Data entries:
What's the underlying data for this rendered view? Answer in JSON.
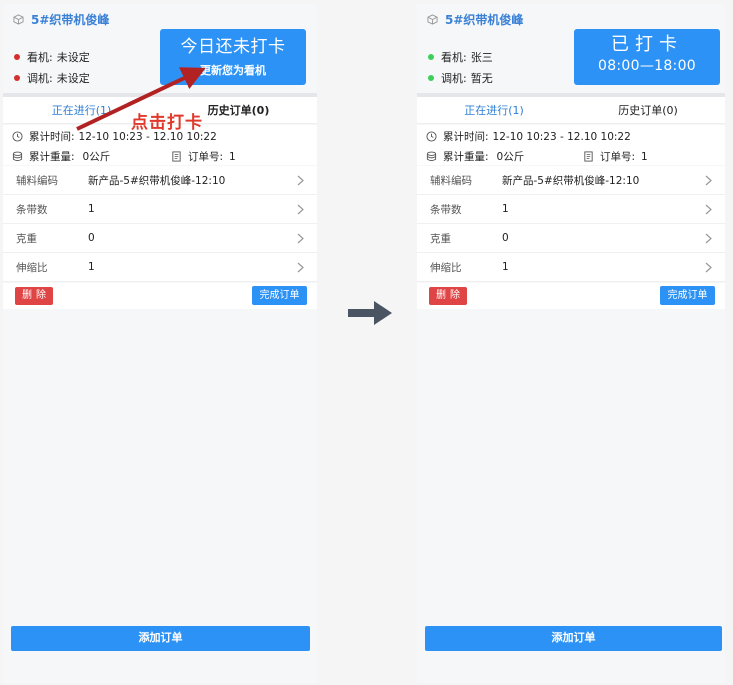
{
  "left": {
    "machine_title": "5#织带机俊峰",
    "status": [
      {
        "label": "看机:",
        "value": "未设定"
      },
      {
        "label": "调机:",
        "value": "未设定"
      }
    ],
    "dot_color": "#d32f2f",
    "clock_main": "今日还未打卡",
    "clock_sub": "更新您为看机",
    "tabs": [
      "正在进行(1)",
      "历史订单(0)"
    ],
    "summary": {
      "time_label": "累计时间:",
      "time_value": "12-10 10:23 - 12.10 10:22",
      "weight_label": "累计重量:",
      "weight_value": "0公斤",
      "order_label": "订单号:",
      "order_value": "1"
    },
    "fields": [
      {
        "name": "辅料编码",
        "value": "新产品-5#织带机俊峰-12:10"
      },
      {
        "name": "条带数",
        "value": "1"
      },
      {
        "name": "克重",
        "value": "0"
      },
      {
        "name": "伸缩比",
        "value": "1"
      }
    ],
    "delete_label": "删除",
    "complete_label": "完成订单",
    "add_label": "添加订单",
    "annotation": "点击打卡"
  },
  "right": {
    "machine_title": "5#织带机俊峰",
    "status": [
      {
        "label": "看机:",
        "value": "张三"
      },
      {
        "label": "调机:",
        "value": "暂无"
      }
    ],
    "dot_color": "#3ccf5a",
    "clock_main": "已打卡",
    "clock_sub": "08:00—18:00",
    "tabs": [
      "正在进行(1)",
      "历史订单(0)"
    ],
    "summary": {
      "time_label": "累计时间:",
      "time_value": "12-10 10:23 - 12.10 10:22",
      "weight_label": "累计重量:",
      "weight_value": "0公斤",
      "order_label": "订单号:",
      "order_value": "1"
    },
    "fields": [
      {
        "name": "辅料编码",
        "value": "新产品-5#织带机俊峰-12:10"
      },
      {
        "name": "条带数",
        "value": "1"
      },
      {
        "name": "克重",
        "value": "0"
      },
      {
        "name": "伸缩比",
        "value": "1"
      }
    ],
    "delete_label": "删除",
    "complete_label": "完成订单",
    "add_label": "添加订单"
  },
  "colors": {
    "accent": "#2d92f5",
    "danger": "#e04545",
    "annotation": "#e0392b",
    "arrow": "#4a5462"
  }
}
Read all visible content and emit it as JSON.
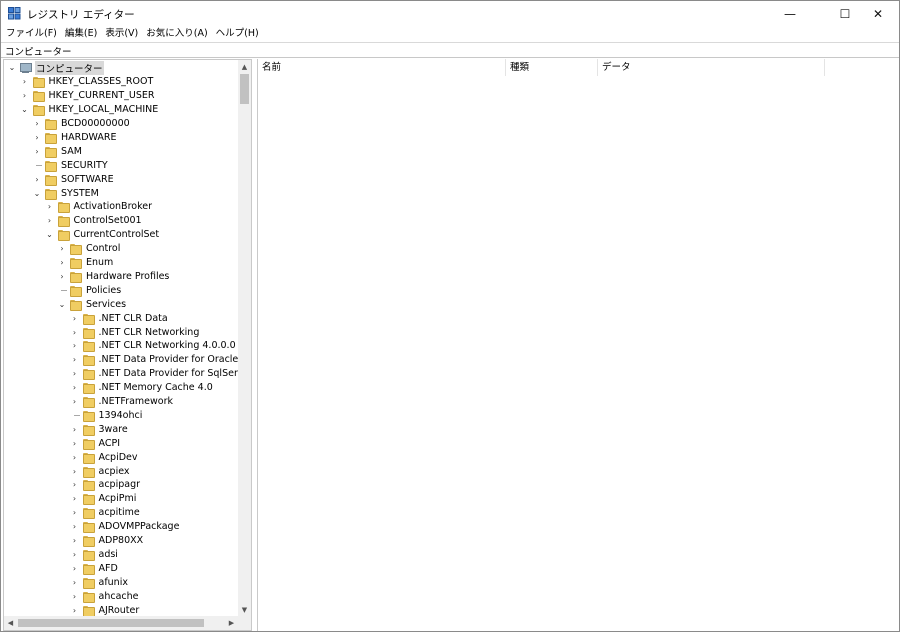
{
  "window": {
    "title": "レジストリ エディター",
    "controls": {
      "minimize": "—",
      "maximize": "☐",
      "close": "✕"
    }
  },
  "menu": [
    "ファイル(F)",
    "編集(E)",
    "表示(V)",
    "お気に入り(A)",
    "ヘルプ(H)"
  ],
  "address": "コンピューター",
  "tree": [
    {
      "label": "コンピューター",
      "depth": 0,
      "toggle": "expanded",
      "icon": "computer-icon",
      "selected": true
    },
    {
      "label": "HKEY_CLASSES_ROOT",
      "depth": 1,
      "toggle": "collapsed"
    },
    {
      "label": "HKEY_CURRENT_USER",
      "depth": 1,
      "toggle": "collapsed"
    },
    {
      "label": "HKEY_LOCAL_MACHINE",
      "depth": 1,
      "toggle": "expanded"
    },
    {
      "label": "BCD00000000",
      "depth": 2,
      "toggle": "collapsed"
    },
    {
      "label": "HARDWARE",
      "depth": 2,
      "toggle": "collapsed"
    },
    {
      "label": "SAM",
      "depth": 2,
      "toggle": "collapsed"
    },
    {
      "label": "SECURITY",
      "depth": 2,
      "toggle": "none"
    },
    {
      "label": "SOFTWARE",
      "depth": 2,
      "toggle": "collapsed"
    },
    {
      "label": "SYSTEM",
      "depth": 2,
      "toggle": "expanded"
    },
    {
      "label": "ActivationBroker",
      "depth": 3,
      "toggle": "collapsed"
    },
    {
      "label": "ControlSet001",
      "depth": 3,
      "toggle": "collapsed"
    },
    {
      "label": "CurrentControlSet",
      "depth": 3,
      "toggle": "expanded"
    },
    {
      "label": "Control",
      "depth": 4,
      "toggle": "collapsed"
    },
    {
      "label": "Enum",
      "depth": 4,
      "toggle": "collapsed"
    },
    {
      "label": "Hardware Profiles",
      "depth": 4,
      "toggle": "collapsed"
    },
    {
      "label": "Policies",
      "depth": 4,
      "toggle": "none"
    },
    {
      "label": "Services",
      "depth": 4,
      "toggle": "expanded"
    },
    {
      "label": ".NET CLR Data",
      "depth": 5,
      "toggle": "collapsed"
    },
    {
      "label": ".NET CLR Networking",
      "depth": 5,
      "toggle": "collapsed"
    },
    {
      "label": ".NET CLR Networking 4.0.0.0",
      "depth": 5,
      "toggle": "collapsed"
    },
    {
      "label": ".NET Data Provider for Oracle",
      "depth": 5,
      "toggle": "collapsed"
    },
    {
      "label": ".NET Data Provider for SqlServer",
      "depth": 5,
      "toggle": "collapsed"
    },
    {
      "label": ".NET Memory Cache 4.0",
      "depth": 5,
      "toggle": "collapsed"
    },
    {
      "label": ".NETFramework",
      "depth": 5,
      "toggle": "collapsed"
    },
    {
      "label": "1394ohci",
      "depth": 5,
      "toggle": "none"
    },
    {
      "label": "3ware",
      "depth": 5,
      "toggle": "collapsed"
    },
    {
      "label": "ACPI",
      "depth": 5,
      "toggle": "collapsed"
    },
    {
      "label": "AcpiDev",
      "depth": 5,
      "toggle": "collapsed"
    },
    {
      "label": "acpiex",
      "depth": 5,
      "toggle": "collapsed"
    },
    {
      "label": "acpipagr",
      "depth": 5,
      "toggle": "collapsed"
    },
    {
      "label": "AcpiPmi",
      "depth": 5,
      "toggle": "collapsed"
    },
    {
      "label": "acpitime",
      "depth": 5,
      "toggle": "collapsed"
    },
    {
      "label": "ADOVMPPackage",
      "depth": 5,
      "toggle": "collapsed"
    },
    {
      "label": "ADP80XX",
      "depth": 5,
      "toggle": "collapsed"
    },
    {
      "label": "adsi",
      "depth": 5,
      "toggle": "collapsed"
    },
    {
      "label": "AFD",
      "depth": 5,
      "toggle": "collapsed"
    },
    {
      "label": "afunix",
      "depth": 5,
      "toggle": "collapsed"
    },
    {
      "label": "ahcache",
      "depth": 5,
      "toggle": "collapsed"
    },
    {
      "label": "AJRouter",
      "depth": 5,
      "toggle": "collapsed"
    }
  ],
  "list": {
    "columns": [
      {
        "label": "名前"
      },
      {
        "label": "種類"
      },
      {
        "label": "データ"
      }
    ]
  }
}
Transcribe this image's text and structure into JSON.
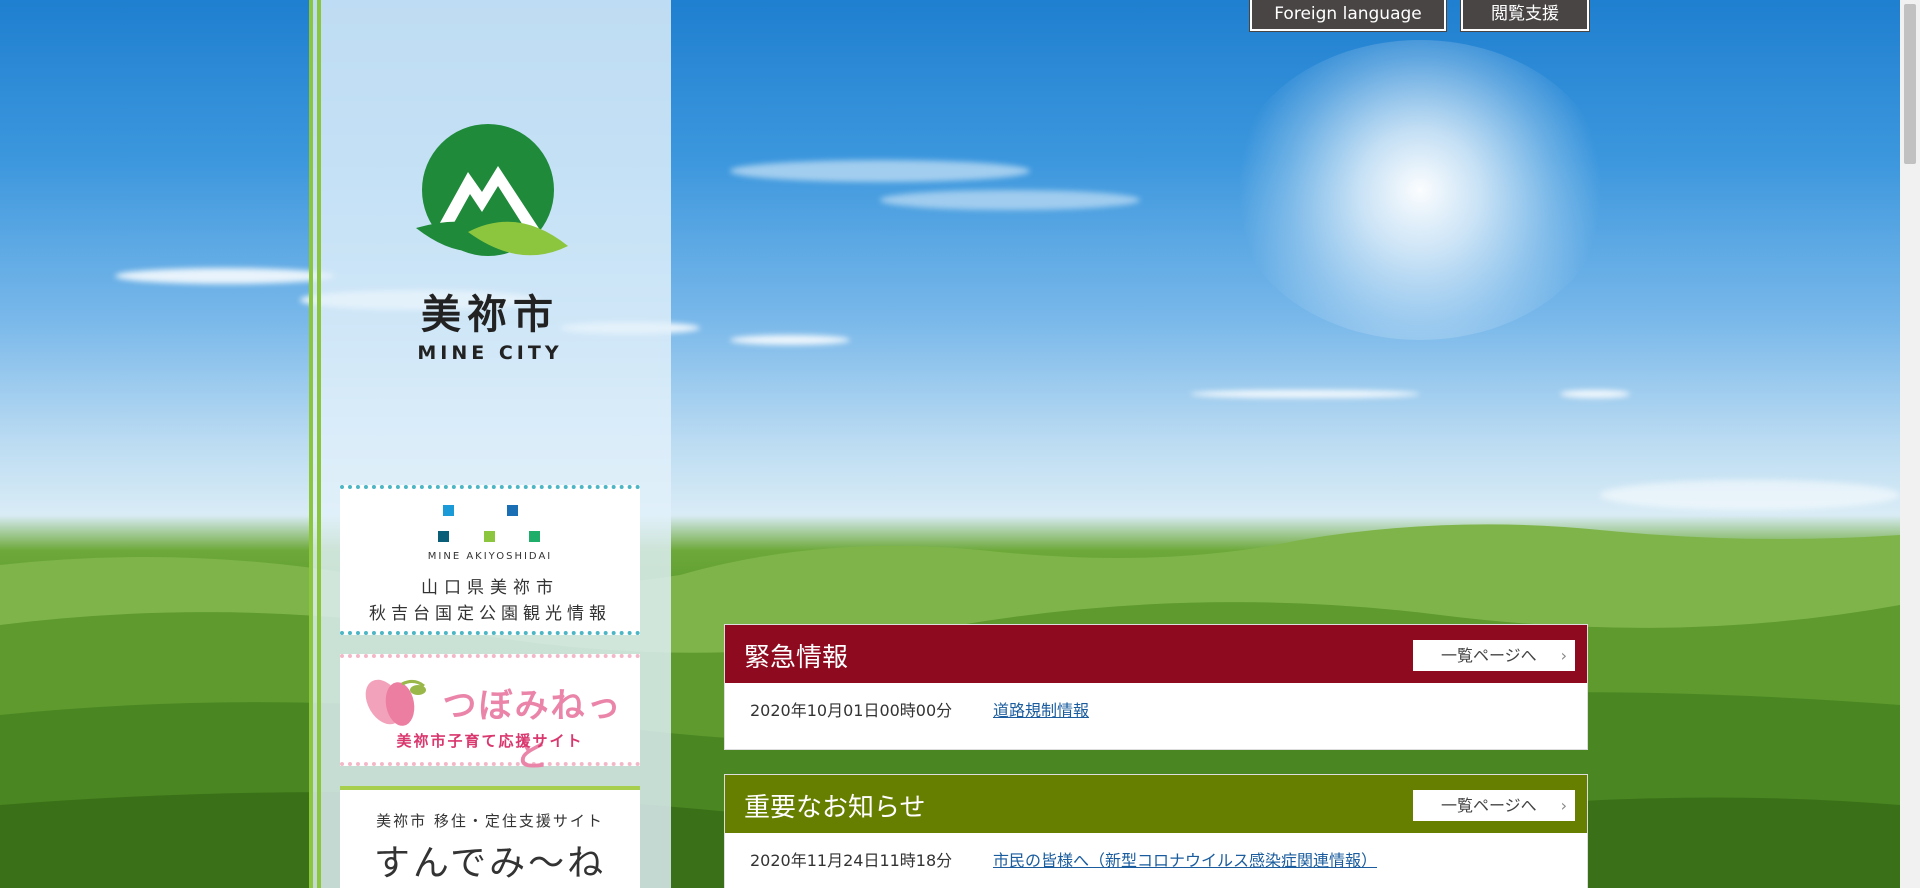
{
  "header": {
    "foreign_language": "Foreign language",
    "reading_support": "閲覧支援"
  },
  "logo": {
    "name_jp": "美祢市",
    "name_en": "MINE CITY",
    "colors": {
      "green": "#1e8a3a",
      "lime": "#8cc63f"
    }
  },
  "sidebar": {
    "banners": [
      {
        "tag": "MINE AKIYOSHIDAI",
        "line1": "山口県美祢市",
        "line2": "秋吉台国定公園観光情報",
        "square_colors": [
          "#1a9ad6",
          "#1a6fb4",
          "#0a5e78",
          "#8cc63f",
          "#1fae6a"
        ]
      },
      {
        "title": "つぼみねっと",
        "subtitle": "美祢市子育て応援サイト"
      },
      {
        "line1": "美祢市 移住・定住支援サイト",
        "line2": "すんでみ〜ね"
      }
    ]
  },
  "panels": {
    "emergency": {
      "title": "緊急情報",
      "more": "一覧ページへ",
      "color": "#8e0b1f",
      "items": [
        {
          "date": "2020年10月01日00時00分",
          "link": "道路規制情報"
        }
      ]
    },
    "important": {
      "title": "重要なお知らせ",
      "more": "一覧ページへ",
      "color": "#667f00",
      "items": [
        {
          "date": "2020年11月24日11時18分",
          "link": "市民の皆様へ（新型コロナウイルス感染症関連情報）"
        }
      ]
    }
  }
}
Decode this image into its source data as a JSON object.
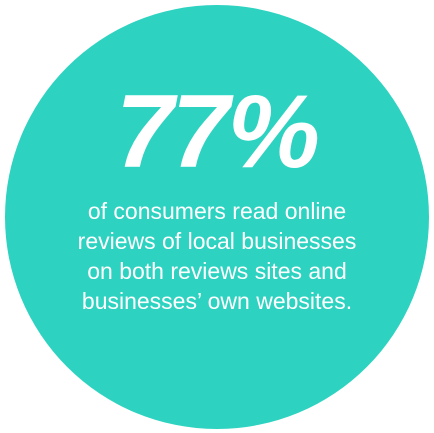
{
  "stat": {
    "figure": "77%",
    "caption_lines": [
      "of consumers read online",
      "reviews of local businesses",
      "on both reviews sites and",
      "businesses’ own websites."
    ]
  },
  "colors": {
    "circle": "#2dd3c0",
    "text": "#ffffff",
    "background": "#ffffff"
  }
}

What this task involves: Return all lines with the word "date" in them.

Completed task:
          "date": "2020年10月01日00時00分",
          "date": "2020年11月24日11時18分",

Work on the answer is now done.